Would it be possible to write out each entry below exactly, without the pictures?

» LISTED ENTRIES
____

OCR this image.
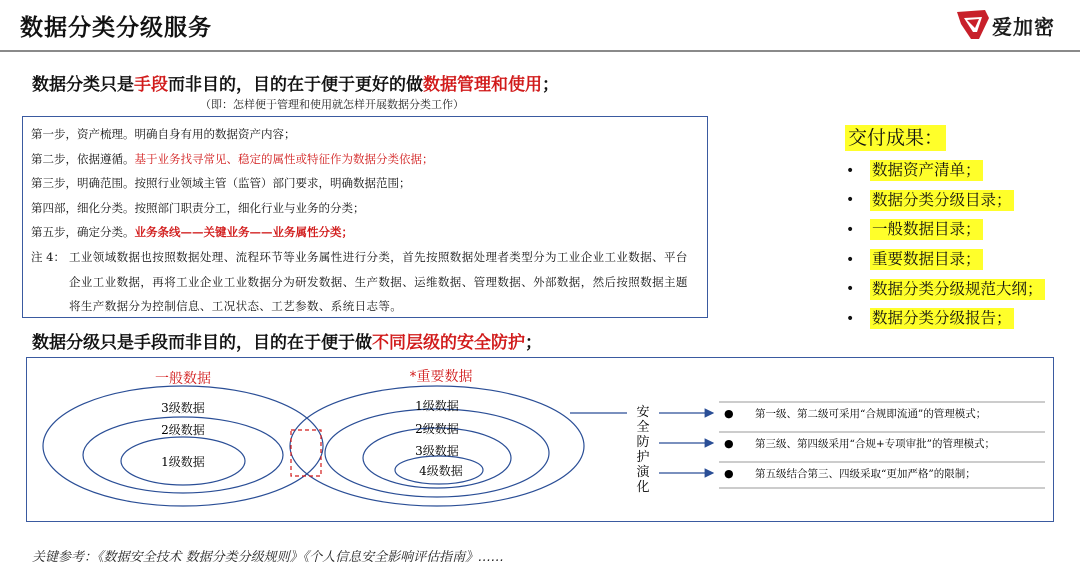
数据分类分级服务	爱加密
数据分类只是手段而非目的，目的在于便于更好的做数据管理和使用；
（即：怎样便于管理和使用就怎样开展数据分类工作）
第一步，资产梳理。明确自身有用的数据资产内容；
第二步，依据遵循。基于业务找寻常见、稳定的属性或特征作为数据分类依据；
第三步，明确范围。按照行业领域主管（监管）部门要求，明确数据范围；
第四部，细化分类。按照部门职责分工，细化行业与业务的分类；
第五步，确定分类。业务条线——关键业务——业务属性分类；
注 4： 工业领域数据也按照数据处理、流程环节等业务属性进行分类，首先按照数据处理者类型分为工业企业工业数据、平台企业工业数据，再将工业企业工业数据分为研发数据、生产数据、运维数据、管理数据、外部数据，然后按照数据主题将生产数据分为控制信息、工况状态、工艺参数、系统日志等。
交付成果：
•	数据资产清单；
•	数据分类分级目录；
•	一般数据目录；
•	重要数据目录；
•	数据分类分级规范大纲；
•	数据分类分级报告；
数据分级只是手段而非目的，目的在于便于做不同层级的安全防护；
一般数据
3级数据
2级数据
1级数据
*重要数据
1级数据
2级数据
3级数据
4级数据
安全防护演化
● 第一级、第二级可采用“合规即流通”的管理模式；
● 第三级、第四级采用“合规+专项审批”的管理模式；
● 第五级结合第三、四级采取“更加严格”的限制；
关键参考：《数据安全技术 数据分类分级规则》《个人信息安全影响评估指南》……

____

» THE REPLY
OCR this image.
数据分类分级服务	爱加密
数据分类只是手段而非目的，目的在于便于更好的做数据管理和使用；
（即：怎样便于管理和使用就怎样开展数据分类工作）
第一步，资产梳理。明确自身有用的数据资产内容；
第二步，依据遵循。基于业务找寻常见、稳定的属性或特征作为数据分类依据；
第三步，明确范围。按照行业领域主管（监管）部门要求，明确数据范围；
第四部，细化分类。按照部门职责分工，细化行业与业务的分类；
第五步，确定分类。业务条线——关键业务——业务属性分类；
注 4： 工业领域数据也按照数据处理、流程环节等业务属性进行分类，首先按照数据处理者类型分为工业企业工业数据、平台企业工业数据，再将工业企业工业数据分为研发数据、生产数据、运维数据、管理数据、外部数据，然后按照数据主题将生产数据分为控制信息、工况状态、工艺参数、系统日志等。
交付成果：
•	数据资产清单；
•	数据分类分级目录；
•	一般数据目录；
•	重要数据目录；
•	数据分类分级规范大纲；
•	数据分类分级报告；
数据分级只是手段而非目的，目的在于便于做不同层级的安全防护；
一般数据
3级数据
2级数据
1级数据
*重要数据
1级数据
2级数据
3级数据
4级数据
安全防护演化
● 第一级、第二级可采用“合规即流通”的管理模式；
● 第三级、第四级采用“合规+专项审批”的管理模式；
● 第五级结合第三、四级采取“更加严格”的限制；
关键参考：《数据安全技术 数据分类分级规则》《个人信息安全影响评估指南》……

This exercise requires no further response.